= The exercise =
Your task is to filter the data below down to the lines holding "бюджетов".

= Given information =

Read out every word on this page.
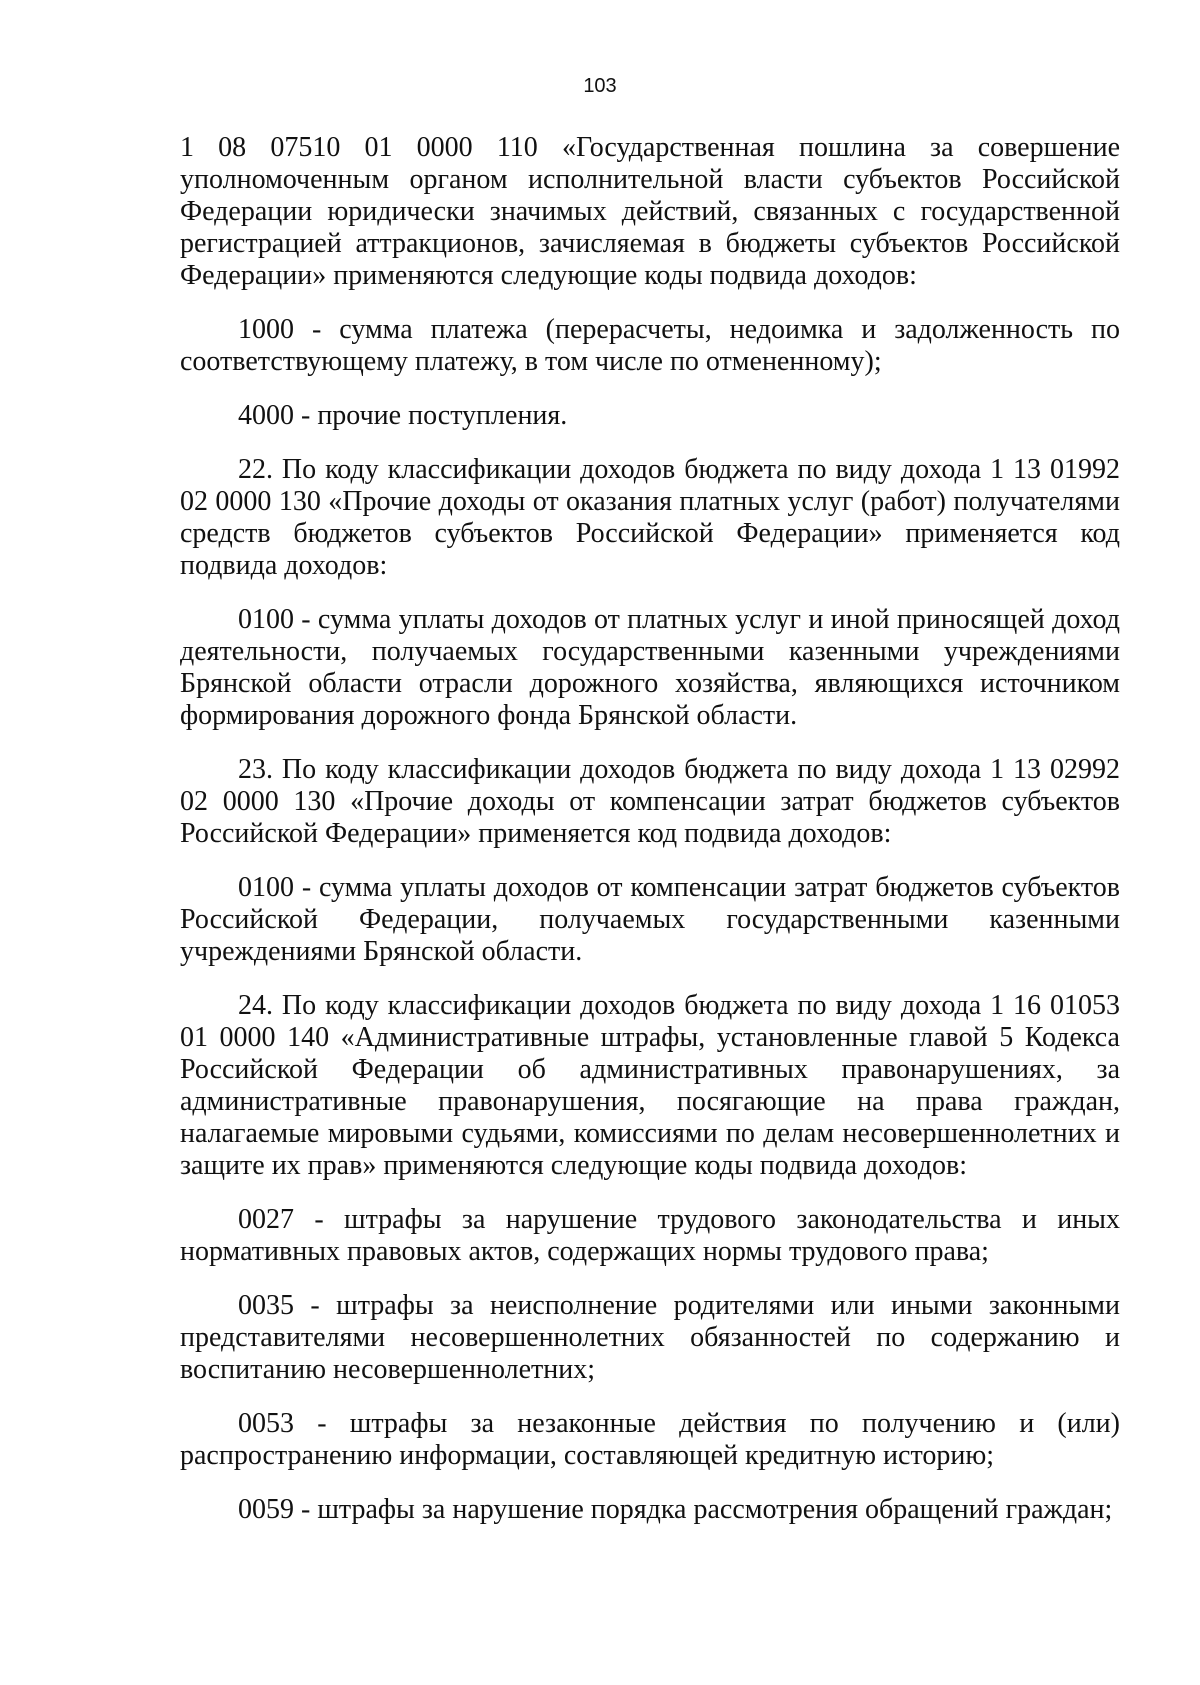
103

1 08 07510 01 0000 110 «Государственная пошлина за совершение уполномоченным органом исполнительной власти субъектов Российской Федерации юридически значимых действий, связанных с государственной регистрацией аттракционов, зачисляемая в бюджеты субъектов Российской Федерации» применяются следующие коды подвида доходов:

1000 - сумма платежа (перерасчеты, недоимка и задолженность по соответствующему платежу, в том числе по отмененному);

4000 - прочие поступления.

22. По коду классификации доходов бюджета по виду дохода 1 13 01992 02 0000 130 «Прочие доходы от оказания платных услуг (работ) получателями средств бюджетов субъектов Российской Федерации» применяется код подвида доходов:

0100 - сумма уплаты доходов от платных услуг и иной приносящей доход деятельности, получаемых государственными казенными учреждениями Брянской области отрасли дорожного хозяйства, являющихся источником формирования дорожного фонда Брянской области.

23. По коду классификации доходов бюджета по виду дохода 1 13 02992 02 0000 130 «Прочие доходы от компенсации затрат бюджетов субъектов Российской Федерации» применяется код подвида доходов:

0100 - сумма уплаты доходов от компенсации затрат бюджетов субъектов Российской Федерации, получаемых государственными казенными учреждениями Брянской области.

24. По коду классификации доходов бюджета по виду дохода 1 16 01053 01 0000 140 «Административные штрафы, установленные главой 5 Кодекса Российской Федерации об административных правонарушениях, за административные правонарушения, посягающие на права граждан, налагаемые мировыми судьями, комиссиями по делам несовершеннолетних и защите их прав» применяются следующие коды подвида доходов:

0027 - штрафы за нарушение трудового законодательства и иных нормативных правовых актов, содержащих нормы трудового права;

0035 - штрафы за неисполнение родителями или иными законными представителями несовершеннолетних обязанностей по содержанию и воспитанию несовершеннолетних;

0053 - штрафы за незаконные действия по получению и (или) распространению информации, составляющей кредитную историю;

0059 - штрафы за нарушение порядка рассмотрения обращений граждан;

* * *

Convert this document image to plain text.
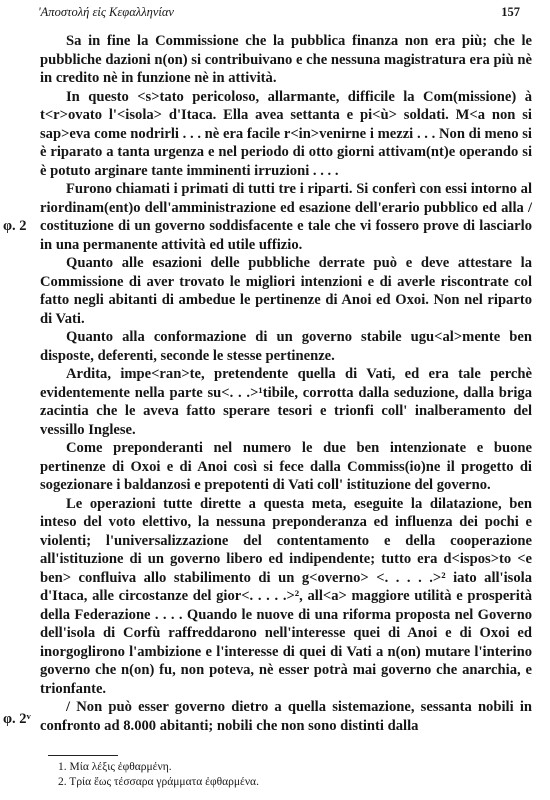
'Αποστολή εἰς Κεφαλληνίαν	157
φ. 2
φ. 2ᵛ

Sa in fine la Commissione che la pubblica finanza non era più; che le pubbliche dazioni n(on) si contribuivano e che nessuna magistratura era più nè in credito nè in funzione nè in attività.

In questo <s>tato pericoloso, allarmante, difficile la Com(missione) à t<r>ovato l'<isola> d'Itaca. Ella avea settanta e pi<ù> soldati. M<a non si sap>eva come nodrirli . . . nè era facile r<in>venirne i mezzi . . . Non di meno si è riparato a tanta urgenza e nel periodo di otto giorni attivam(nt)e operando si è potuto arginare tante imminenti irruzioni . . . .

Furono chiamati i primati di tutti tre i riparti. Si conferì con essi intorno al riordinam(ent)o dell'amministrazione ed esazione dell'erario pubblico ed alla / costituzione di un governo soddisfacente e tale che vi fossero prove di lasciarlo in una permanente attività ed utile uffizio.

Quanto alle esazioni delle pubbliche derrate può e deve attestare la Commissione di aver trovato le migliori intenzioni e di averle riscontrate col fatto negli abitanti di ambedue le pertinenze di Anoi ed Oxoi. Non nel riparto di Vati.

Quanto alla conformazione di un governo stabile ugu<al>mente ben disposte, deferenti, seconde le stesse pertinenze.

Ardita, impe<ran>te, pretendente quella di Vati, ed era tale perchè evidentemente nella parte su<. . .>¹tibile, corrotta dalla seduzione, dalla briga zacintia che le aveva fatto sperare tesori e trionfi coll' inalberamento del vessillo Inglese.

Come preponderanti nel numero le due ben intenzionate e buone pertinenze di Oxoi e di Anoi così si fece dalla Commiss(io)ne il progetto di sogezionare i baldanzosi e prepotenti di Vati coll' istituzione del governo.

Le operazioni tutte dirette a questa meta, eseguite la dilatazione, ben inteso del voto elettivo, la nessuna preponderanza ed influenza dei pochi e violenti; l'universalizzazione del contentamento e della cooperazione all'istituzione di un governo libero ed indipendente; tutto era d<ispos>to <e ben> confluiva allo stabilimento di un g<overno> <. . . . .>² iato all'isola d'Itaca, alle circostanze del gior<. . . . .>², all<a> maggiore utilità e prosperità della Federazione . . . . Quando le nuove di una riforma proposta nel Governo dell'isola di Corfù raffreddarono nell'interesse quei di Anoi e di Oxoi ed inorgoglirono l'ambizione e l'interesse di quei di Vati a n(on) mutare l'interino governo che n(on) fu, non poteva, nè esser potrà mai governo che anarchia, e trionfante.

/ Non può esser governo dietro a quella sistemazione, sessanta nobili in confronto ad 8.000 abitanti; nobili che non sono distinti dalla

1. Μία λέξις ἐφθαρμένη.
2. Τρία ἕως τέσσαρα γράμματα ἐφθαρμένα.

= Problem solution =
22. По коду классификации доходов бюджета по виду дохода 1 13 01992 02 0000 130 «Прочие доходы от оказания платных услуг (работ) получателями средств бюджетов субъектов Российской Федерации» применяется код подвида доходов:
23. По коду классификации доходов бюджета по виду дохода 1 13 02992 02 0000 130 «Прочие доходы от компенсации затрат бюджетов субъектов Российской Федерации» применяется код подвида доходов:
0100 - сумма уплаты доходов от компенсации затрат бюджетов субъектов Российской Федерации, получаемых государственными казенными учреждениями Брянской области.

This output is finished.